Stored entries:
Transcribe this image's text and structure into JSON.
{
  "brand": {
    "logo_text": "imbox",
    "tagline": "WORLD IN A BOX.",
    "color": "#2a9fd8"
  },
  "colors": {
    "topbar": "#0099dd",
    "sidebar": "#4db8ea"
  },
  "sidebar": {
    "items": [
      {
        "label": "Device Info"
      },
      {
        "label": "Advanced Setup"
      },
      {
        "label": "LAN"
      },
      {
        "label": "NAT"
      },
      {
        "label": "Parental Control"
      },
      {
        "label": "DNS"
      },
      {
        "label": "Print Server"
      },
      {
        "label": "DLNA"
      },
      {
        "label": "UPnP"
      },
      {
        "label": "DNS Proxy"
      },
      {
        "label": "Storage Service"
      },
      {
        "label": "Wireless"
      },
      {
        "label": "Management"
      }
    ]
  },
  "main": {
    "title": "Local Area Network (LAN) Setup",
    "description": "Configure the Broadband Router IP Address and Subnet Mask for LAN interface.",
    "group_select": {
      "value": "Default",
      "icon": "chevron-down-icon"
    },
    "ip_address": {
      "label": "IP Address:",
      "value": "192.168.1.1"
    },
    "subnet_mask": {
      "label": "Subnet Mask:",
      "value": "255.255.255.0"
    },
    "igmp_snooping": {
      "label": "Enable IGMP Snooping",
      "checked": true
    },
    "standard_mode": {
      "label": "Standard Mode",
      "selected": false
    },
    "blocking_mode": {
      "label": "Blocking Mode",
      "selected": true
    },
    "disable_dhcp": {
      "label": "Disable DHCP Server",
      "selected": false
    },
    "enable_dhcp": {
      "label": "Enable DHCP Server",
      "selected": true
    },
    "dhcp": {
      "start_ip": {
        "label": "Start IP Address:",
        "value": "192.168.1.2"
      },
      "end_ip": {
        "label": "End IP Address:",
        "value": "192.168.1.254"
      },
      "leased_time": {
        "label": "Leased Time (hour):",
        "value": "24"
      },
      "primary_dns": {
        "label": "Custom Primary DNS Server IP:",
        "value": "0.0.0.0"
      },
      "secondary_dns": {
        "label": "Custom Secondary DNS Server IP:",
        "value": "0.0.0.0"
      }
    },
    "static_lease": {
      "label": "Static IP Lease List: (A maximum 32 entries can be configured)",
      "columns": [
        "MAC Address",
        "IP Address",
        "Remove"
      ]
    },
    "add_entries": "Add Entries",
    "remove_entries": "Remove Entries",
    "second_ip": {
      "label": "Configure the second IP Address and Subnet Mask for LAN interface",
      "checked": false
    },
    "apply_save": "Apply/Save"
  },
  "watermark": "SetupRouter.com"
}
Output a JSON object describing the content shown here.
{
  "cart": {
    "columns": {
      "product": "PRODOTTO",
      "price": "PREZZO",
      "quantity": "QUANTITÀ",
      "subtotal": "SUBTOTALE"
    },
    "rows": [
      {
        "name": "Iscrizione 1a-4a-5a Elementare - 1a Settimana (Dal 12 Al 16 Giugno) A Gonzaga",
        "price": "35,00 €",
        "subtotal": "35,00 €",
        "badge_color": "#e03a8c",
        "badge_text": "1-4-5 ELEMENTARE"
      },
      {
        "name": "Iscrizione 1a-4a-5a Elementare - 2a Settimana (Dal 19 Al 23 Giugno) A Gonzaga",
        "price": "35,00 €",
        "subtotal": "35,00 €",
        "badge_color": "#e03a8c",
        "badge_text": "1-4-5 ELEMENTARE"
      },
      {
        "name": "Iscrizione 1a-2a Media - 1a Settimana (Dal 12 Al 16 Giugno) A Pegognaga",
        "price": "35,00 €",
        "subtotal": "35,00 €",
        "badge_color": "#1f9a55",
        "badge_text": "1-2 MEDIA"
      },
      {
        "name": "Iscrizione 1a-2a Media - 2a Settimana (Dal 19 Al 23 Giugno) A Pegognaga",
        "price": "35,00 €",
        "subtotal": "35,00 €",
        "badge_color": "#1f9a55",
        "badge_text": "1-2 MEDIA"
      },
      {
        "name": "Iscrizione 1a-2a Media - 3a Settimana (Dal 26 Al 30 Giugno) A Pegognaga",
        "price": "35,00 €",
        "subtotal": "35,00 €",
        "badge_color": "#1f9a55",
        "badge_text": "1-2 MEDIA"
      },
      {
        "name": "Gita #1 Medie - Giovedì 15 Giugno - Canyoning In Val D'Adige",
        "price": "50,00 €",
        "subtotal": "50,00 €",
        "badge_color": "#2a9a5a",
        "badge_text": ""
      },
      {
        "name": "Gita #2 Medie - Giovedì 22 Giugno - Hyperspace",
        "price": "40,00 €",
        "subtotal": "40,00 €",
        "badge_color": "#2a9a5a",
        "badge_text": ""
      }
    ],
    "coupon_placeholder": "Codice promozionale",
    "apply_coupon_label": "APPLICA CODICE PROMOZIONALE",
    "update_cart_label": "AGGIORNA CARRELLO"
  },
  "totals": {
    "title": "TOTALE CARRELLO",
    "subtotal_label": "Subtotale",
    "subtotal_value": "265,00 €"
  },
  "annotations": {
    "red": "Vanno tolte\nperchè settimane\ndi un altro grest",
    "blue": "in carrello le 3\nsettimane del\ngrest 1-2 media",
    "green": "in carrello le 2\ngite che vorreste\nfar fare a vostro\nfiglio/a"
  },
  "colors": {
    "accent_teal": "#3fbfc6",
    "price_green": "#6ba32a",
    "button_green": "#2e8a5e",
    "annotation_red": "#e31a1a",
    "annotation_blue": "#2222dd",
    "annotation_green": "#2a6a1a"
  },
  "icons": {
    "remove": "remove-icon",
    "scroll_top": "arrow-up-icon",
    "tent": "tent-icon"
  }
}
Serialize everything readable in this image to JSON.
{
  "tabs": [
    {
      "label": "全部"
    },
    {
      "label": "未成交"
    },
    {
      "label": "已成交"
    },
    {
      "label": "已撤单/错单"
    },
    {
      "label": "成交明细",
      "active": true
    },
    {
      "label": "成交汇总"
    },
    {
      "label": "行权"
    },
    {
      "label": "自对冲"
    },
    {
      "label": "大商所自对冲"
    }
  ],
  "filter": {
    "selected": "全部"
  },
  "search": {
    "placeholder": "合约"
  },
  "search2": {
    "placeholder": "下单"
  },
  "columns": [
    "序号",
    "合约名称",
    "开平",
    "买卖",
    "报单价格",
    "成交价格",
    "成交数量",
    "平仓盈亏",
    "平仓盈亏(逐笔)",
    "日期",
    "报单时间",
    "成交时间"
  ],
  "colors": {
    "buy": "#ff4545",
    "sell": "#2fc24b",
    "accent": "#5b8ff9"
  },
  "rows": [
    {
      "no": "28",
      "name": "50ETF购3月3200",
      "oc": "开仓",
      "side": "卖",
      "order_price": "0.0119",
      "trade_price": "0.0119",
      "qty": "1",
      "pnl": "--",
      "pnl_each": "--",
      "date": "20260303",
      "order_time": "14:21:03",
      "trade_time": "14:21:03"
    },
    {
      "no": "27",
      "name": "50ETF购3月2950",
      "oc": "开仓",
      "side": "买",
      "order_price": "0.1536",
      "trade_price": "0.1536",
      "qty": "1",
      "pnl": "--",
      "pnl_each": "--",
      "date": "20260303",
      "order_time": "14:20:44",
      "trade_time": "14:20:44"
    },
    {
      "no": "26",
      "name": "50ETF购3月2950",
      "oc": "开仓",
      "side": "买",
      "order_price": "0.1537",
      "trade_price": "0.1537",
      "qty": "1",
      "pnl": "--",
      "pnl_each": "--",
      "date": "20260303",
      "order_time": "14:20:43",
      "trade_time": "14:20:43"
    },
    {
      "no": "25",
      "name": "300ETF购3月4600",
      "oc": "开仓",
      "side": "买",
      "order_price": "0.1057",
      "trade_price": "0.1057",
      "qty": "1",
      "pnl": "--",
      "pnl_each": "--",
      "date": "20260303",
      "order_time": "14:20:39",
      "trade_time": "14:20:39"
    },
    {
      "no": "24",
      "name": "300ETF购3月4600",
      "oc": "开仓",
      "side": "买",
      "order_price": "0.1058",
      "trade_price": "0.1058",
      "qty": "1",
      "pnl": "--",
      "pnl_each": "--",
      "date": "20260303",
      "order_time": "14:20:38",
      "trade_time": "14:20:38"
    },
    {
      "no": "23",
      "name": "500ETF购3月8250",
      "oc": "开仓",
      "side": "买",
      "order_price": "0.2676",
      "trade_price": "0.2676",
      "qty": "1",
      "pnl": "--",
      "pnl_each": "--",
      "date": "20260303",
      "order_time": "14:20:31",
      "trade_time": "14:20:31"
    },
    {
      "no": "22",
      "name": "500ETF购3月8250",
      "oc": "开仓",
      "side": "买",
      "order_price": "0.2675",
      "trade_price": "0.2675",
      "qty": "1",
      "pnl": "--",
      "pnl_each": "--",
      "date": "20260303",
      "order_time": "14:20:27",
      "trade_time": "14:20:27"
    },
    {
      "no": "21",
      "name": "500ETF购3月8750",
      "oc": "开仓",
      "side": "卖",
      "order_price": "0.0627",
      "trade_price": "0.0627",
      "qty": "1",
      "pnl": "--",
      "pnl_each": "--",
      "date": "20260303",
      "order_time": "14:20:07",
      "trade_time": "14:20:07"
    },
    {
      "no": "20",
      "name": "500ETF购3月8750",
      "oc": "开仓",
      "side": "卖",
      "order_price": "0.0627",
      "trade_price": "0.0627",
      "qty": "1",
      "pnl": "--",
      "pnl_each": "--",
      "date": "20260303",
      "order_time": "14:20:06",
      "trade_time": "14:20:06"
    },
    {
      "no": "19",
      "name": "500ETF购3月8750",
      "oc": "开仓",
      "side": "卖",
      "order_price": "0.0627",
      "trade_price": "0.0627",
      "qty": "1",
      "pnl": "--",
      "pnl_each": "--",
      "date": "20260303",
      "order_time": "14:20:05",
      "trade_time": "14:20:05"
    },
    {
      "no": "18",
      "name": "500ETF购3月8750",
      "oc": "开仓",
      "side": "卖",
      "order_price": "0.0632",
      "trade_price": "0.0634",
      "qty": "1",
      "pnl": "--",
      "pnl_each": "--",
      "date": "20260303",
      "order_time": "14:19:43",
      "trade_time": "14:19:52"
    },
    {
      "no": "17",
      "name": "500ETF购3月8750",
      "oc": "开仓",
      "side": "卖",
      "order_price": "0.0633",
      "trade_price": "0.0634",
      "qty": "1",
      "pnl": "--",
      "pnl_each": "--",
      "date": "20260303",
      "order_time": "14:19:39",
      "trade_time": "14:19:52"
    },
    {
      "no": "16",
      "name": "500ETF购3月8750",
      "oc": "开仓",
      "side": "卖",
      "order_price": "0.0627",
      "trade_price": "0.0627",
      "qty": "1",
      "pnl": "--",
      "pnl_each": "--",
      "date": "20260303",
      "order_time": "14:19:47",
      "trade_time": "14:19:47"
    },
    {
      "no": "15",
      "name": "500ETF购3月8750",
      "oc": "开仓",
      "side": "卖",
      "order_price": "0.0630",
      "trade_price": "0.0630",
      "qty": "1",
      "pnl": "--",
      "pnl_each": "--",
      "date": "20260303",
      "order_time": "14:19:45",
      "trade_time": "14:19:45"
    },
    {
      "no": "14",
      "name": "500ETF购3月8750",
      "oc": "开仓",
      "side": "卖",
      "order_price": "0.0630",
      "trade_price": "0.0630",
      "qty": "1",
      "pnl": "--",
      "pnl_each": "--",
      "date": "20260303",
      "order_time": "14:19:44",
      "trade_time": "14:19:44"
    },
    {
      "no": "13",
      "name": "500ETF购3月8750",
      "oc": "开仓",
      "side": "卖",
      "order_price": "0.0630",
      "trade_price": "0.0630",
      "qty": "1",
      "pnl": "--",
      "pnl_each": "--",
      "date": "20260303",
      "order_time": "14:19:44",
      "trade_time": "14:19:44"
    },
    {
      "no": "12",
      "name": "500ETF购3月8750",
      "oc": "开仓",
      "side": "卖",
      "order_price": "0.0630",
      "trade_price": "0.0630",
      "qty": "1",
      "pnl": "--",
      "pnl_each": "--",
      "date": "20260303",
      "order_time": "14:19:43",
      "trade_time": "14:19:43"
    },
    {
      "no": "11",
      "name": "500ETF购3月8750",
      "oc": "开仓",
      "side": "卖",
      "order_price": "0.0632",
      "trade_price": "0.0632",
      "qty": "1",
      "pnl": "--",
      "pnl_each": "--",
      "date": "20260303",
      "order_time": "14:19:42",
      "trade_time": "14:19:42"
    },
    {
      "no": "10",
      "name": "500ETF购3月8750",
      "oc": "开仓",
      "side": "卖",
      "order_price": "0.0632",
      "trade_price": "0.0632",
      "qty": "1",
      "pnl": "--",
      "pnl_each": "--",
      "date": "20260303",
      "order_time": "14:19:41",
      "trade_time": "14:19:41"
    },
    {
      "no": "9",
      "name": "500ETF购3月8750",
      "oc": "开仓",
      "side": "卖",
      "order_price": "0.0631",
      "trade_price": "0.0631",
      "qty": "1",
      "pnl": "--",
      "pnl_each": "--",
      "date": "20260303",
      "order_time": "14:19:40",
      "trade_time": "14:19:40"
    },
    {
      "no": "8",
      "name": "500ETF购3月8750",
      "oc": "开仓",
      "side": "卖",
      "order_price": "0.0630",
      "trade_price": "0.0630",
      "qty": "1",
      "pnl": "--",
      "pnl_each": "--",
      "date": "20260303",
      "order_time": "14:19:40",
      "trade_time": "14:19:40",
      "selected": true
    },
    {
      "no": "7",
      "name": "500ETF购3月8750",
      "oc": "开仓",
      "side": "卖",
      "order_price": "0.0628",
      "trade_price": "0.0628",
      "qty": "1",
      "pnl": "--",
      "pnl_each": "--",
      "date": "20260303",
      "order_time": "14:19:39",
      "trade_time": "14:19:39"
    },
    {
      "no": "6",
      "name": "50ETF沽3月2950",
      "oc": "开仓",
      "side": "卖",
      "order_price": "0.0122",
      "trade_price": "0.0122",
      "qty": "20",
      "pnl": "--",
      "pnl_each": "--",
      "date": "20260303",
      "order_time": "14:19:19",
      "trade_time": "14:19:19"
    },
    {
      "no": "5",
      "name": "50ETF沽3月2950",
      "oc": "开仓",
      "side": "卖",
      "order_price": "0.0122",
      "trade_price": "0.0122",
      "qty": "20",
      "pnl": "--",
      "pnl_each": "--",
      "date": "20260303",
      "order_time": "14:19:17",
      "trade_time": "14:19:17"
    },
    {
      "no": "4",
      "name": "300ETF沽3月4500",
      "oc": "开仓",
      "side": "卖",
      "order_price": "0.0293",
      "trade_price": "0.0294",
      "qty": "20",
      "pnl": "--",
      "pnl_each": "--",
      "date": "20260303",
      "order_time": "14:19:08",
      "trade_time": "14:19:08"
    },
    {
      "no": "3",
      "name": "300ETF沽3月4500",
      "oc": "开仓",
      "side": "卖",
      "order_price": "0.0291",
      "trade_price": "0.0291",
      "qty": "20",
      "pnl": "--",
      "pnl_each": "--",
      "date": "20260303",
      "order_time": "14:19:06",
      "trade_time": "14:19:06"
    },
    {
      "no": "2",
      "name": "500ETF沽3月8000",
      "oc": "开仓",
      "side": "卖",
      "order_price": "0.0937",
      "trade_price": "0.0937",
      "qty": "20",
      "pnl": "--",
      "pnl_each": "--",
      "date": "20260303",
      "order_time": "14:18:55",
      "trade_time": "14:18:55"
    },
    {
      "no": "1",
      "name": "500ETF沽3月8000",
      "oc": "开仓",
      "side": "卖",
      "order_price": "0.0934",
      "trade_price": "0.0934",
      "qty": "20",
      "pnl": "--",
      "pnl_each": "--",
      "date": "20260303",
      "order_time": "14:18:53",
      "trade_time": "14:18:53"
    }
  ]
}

■ Task brief ■
Find the lines above holding the word "Giugno" and show them.

■ Result of the task ■
        "name": "Iscrizione 1a-4a-5a Elementare - 1a Settimana (Dal 12 Al 16 Giugno) A Gonzaga",
        "name": "Iscrizione 1a-4a-5a Elementare - 2a Settimana (Dal 19 Al 23 Giugno) A Gonzaga",
        "name": "Iscrizione 1a-2a Media - 1a Settimana (Dal 12 Al 16 Giugno) A Pegognaga",
        "name": "Iscrizione 1a-2a Media - 2a Settimana (Dal 19 Al 23 Giugno) A Pegognaga",
        "name": "Iscrizione 1a-2a Media - 3a Settimana (Dal 26 Al 30 Giugno) A Pegognaga",
        "name": "Gita #1 Medie - Giovedì 15 Giugno - Canyoning In Val D'Adige",
        "name": "Gita #2 Medie - Giovedì 22 Giugno - Hyperspace",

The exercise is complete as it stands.